§ RECORDS TO USE
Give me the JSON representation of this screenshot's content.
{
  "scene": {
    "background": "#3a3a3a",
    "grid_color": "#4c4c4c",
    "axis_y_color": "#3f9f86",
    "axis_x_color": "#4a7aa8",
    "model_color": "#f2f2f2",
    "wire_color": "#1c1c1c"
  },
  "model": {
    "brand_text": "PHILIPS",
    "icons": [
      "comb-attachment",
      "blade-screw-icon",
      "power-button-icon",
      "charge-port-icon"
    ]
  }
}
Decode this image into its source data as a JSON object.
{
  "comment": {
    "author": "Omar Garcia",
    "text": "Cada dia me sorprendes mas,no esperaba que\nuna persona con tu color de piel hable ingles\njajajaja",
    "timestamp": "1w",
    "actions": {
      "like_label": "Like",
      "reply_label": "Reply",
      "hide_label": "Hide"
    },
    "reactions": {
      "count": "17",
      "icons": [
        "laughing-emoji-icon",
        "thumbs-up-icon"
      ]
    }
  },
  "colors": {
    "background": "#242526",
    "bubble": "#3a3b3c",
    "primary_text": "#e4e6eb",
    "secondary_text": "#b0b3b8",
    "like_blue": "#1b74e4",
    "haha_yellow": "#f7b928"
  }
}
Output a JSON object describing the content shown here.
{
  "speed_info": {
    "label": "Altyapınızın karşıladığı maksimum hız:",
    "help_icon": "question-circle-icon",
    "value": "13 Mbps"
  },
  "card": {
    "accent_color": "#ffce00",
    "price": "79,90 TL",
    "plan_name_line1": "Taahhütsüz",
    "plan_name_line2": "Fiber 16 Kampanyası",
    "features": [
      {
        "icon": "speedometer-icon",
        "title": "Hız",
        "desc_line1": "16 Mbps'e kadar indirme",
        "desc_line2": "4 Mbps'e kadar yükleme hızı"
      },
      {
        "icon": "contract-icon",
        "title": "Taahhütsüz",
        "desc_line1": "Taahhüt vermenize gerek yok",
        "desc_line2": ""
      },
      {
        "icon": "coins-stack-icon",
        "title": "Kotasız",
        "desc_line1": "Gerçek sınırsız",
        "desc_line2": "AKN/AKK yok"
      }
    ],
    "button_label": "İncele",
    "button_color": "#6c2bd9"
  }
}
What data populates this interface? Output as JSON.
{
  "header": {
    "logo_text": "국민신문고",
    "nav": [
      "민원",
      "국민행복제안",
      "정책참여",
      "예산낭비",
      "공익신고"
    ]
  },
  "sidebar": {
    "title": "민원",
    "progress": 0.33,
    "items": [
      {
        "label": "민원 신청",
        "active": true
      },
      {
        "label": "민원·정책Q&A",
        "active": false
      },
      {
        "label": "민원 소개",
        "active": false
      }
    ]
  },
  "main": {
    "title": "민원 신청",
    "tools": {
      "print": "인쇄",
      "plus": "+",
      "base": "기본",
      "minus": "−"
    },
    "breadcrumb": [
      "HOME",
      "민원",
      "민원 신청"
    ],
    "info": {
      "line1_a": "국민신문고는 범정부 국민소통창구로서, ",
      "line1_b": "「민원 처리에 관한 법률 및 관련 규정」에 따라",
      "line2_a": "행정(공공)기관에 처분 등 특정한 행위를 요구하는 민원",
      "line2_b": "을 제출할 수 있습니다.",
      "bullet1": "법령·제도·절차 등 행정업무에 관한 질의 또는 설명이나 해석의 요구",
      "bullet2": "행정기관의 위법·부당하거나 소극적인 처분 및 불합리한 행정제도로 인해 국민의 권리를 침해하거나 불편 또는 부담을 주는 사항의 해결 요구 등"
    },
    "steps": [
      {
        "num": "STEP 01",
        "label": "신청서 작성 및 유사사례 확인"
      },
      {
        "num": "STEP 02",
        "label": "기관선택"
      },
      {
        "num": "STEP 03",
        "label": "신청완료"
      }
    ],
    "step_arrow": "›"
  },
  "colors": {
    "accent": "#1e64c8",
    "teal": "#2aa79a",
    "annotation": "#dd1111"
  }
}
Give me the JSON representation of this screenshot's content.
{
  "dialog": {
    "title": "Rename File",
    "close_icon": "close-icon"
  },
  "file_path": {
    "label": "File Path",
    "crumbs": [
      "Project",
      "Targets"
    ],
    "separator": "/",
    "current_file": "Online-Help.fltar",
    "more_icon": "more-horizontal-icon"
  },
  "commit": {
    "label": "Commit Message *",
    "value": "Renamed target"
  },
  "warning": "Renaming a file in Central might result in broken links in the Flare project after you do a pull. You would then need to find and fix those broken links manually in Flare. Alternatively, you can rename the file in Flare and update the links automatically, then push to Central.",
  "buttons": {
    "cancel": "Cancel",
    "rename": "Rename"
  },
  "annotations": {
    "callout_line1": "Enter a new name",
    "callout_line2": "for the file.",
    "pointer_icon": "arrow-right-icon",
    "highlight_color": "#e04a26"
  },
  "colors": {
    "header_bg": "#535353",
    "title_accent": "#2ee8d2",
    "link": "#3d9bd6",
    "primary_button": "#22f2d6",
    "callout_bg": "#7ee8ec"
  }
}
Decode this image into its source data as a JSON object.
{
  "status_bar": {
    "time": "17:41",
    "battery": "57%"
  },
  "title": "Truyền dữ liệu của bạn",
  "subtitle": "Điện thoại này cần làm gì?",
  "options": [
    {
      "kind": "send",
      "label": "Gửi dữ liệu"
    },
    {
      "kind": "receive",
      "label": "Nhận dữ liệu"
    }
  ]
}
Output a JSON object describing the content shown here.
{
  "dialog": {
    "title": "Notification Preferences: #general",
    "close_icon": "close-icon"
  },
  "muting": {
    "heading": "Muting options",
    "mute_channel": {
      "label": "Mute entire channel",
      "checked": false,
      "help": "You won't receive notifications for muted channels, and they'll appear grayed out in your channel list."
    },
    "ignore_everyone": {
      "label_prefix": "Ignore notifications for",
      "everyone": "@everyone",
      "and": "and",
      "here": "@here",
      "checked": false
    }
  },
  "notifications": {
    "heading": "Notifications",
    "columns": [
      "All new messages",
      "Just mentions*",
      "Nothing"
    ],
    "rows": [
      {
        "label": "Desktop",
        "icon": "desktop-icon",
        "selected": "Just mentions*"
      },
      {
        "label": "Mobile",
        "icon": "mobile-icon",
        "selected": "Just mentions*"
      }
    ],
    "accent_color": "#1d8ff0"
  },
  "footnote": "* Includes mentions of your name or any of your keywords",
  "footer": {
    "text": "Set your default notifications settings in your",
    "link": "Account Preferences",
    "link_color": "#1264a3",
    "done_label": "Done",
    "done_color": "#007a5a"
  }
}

§ EXERCISE DIRECTIONS
Which lines hold the string "receive"? Copy all of them from the data above.

§ THE OUTPUT
      "kind": "receive",
      "help": "You won't receive notifications for muted channels, and they'll appear grayed out in your channel list."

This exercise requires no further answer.